Request:
The answer is one number: how many lines in the data below hold "JSON".

(Data records)
::::
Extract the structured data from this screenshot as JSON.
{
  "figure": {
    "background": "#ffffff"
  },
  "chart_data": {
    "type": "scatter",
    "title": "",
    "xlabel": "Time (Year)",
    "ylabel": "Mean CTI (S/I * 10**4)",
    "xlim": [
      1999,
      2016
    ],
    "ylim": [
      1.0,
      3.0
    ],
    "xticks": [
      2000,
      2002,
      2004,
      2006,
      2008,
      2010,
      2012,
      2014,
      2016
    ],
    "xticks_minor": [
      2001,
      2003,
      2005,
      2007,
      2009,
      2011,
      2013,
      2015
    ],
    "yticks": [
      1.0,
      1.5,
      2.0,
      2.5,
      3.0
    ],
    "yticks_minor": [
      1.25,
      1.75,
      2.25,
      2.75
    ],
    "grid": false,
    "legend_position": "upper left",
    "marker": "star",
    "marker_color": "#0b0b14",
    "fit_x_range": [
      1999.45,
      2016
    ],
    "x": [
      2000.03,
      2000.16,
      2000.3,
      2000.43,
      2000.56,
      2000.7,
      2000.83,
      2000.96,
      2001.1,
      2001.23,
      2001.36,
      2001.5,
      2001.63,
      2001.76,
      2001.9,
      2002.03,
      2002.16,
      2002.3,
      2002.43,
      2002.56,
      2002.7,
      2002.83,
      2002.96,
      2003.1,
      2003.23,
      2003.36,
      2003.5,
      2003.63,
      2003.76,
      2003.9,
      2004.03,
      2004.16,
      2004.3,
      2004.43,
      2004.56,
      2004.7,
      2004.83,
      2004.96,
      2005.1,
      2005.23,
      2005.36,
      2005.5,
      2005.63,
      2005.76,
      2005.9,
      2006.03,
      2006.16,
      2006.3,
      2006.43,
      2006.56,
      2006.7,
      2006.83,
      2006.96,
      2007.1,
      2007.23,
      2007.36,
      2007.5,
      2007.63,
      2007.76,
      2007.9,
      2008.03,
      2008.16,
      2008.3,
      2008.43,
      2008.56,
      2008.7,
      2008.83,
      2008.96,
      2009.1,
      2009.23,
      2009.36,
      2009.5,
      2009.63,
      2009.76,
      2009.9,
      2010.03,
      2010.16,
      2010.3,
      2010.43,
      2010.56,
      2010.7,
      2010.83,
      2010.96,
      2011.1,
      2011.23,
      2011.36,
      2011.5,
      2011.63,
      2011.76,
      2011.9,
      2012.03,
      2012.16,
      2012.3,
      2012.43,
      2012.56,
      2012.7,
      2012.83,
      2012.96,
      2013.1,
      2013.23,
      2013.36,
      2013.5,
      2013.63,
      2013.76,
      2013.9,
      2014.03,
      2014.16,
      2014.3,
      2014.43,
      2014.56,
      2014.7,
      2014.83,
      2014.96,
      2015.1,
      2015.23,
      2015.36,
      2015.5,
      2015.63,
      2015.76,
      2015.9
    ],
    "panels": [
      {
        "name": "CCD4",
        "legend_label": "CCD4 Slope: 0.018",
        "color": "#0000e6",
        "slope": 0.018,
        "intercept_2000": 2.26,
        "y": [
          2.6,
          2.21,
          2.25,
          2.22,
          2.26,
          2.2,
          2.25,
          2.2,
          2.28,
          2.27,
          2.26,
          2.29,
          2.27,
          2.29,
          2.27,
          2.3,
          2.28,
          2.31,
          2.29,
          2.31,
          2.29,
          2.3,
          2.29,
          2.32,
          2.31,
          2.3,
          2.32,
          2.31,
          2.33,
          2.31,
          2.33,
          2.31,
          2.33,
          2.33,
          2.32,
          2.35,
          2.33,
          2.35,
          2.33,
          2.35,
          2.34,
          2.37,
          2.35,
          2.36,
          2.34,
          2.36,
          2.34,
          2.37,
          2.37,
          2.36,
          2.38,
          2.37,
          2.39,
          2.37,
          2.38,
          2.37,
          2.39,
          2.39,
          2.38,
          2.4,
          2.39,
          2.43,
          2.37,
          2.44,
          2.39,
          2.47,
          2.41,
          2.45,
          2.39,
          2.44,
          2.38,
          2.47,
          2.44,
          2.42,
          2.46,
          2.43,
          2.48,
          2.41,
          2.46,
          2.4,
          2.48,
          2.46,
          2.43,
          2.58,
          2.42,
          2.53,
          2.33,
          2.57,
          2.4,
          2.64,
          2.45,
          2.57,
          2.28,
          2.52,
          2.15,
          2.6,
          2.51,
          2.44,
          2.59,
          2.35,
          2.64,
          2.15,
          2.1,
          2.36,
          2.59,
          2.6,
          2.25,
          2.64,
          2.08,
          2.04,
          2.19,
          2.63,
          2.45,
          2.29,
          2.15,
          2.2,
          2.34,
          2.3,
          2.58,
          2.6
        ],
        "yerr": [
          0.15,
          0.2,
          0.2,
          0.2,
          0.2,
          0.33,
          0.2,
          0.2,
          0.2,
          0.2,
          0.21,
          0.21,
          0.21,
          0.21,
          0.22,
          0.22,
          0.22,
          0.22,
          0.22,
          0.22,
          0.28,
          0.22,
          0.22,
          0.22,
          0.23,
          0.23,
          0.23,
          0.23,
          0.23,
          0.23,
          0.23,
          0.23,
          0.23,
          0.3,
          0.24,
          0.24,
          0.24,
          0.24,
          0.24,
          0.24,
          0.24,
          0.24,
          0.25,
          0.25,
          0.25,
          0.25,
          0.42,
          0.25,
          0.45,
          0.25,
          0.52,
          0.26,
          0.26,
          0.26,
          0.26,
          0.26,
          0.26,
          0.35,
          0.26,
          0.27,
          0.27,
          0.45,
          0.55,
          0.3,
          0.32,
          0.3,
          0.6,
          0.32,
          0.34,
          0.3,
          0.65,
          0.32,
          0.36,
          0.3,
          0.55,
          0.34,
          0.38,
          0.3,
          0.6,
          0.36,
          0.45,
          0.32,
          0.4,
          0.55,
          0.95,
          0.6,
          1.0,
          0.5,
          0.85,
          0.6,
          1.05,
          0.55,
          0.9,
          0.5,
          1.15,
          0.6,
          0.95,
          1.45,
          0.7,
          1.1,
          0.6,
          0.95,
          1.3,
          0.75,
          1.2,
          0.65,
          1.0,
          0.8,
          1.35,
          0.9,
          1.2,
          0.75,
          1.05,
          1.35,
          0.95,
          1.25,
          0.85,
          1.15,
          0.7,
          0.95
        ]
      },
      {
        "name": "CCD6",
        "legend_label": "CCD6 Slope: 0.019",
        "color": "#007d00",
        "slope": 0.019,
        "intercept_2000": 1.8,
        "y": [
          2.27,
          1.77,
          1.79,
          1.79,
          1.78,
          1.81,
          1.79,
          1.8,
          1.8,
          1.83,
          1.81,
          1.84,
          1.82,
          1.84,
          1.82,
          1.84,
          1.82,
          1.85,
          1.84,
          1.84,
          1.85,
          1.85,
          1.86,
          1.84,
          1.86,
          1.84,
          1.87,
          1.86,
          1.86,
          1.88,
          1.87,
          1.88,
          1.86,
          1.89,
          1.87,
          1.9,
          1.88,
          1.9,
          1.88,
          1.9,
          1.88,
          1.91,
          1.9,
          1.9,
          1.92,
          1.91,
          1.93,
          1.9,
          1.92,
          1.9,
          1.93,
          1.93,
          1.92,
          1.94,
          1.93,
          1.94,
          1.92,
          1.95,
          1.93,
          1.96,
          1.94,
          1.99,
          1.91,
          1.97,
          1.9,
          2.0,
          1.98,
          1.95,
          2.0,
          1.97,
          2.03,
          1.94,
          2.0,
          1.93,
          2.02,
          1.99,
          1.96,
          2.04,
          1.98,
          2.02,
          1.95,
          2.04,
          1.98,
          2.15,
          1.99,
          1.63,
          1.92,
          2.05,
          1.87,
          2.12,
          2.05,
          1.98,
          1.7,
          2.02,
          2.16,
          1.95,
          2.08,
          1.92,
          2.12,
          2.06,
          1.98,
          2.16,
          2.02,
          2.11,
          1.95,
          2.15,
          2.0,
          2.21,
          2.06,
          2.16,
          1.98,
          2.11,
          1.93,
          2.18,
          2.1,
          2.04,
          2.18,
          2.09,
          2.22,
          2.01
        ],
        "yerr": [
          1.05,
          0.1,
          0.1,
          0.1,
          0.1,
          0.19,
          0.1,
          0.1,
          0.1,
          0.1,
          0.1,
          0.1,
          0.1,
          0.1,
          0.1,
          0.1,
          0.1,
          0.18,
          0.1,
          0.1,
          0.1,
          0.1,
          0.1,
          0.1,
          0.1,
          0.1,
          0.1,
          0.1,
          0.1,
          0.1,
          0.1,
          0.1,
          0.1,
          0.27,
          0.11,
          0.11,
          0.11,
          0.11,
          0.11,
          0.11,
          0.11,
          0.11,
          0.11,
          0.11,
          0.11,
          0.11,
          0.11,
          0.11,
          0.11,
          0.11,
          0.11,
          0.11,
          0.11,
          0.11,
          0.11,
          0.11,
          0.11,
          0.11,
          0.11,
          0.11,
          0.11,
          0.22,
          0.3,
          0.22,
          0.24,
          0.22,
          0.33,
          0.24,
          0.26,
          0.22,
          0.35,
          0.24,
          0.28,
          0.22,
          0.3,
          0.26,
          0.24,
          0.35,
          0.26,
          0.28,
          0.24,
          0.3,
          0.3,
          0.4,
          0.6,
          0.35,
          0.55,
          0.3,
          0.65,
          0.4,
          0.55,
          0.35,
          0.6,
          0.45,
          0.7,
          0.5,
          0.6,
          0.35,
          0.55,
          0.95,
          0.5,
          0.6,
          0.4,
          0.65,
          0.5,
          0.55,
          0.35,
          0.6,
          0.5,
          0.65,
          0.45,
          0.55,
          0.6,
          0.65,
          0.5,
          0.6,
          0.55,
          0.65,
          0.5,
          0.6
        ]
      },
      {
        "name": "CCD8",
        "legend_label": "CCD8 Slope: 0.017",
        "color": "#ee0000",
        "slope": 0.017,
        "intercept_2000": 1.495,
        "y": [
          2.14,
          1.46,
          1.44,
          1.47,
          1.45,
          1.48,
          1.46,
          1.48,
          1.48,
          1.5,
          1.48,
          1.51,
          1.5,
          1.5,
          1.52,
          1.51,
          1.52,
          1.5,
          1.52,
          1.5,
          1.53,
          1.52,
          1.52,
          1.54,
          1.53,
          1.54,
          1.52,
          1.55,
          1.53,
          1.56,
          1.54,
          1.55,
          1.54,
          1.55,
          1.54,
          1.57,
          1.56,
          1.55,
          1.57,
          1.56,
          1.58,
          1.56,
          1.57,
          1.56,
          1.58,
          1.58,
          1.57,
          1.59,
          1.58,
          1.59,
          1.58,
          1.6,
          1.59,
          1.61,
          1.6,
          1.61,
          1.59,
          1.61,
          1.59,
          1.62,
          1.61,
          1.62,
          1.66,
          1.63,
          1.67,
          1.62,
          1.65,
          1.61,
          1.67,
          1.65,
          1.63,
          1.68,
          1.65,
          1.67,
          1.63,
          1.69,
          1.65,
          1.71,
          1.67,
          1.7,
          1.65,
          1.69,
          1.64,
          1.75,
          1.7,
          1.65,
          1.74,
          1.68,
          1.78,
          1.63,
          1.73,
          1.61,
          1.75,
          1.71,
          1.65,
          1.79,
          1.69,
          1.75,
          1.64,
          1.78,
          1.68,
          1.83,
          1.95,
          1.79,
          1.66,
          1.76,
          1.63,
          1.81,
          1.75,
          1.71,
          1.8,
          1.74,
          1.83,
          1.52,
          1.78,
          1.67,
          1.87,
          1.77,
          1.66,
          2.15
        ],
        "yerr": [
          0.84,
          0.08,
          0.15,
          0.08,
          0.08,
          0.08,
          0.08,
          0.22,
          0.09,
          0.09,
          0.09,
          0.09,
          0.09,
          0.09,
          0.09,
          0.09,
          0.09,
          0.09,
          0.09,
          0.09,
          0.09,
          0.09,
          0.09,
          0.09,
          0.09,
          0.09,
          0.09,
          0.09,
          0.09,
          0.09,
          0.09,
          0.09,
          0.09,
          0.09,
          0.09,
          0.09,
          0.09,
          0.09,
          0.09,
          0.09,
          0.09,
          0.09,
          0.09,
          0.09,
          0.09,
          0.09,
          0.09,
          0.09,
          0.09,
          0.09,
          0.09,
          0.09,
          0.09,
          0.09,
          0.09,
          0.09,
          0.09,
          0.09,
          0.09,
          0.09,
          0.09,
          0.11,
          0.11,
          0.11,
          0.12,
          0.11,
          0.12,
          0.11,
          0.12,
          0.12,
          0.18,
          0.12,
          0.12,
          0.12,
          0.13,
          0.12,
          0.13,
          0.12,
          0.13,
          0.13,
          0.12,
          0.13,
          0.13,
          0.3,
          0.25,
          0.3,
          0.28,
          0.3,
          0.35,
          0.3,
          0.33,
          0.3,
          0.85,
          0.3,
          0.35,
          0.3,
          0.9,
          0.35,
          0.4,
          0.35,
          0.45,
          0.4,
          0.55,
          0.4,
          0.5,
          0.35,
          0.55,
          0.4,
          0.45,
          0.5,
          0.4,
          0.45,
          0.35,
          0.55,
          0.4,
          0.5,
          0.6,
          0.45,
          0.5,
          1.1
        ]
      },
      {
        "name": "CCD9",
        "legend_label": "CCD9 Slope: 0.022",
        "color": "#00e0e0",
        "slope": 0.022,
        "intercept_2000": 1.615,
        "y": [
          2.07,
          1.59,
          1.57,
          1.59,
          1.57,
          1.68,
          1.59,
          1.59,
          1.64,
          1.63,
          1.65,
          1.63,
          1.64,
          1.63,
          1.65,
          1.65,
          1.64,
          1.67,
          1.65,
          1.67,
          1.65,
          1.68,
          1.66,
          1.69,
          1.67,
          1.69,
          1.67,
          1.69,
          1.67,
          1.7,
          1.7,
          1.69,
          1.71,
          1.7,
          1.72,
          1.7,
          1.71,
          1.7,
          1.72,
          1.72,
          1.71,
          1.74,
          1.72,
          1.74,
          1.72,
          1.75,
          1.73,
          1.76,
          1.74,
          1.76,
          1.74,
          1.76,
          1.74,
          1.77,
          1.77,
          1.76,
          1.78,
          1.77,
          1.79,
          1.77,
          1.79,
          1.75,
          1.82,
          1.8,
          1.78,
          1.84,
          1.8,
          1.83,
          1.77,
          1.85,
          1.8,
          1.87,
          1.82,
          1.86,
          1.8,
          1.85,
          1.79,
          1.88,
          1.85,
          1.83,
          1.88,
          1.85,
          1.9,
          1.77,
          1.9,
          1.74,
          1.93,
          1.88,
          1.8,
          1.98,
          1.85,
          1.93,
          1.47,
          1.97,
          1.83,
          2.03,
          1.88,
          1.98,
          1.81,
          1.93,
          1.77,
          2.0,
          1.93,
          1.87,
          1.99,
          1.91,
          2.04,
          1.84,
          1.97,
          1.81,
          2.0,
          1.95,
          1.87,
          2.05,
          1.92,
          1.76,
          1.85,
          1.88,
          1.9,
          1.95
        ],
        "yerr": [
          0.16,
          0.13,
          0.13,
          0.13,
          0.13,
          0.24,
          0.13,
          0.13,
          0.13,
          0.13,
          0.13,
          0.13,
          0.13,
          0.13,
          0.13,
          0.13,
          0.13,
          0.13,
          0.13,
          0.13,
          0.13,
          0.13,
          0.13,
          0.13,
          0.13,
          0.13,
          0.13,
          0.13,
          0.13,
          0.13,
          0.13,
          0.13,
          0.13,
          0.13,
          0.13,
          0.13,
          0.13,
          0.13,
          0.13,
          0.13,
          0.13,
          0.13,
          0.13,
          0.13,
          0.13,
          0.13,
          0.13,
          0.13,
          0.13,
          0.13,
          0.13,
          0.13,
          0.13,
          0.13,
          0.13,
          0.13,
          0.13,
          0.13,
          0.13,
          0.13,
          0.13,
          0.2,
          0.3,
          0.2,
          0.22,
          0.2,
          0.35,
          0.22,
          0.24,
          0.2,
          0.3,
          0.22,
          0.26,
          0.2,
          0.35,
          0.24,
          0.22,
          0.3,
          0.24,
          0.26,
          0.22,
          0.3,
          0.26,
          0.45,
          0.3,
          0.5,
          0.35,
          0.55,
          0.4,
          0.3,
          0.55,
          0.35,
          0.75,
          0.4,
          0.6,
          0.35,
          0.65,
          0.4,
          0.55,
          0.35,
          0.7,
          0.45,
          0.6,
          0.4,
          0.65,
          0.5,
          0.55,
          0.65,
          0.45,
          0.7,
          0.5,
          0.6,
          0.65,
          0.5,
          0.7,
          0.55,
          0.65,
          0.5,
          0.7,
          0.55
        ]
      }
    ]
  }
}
::::
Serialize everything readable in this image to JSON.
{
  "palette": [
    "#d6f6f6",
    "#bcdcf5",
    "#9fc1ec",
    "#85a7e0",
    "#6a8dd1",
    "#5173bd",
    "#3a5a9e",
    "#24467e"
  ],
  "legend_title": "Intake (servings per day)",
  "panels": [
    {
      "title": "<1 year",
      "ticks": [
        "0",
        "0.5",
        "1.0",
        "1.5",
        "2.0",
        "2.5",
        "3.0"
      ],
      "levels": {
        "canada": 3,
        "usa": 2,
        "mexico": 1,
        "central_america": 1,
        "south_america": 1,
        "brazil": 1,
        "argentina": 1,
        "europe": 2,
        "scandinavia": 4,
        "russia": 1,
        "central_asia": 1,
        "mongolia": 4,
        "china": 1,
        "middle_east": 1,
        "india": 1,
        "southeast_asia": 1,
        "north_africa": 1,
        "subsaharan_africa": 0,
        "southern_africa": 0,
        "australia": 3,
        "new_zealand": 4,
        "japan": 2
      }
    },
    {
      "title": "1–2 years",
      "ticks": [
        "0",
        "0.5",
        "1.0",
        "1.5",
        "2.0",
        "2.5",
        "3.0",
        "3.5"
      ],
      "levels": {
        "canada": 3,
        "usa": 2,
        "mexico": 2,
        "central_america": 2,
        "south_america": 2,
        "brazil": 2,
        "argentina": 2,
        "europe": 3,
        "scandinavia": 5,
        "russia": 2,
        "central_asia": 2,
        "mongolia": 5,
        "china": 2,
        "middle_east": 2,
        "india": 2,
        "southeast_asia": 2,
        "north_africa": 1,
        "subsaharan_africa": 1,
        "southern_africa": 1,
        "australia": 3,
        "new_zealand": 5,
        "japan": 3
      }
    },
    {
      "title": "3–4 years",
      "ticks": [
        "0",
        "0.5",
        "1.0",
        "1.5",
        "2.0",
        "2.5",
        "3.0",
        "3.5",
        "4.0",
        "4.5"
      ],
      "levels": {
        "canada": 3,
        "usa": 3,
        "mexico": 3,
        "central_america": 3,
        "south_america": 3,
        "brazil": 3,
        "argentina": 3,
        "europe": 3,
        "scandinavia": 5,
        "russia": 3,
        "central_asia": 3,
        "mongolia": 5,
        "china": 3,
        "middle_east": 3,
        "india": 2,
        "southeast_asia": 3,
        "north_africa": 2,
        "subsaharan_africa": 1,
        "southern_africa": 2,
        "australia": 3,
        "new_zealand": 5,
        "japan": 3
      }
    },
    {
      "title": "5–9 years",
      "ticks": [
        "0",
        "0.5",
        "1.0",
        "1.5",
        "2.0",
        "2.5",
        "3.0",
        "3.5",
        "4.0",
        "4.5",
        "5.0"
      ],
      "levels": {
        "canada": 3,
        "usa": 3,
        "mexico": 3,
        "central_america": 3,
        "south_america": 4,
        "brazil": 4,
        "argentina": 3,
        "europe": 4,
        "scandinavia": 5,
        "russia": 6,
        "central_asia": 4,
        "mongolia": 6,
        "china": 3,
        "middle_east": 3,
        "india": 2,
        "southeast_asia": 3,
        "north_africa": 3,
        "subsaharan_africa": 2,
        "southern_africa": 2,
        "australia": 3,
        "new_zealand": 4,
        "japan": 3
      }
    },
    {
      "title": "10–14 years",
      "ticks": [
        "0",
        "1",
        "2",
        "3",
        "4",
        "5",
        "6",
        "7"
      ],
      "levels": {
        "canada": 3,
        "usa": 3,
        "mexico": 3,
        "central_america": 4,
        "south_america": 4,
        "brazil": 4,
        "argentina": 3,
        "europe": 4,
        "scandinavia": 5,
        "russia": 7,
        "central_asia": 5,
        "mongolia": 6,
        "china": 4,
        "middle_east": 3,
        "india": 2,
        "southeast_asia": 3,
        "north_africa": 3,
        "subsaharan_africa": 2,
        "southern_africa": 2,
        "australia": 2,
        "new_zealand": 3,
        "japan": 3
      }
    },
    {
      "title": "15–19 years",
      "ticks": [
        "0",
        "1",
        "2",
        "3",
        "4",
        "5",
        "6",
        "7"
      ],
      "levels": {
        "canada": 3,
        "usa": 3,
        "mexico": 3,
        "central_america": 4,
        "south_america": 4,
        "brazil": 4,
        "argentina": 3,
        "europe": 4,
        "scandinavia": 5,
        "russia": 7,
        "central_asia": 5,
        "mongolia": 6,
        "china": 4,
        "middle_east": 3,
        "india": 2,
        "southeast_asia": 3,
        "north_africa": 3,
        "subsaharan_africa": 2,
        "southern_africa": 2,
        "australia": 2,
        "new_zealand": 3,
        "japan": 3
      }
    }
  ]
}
::::
Answer to the task:
2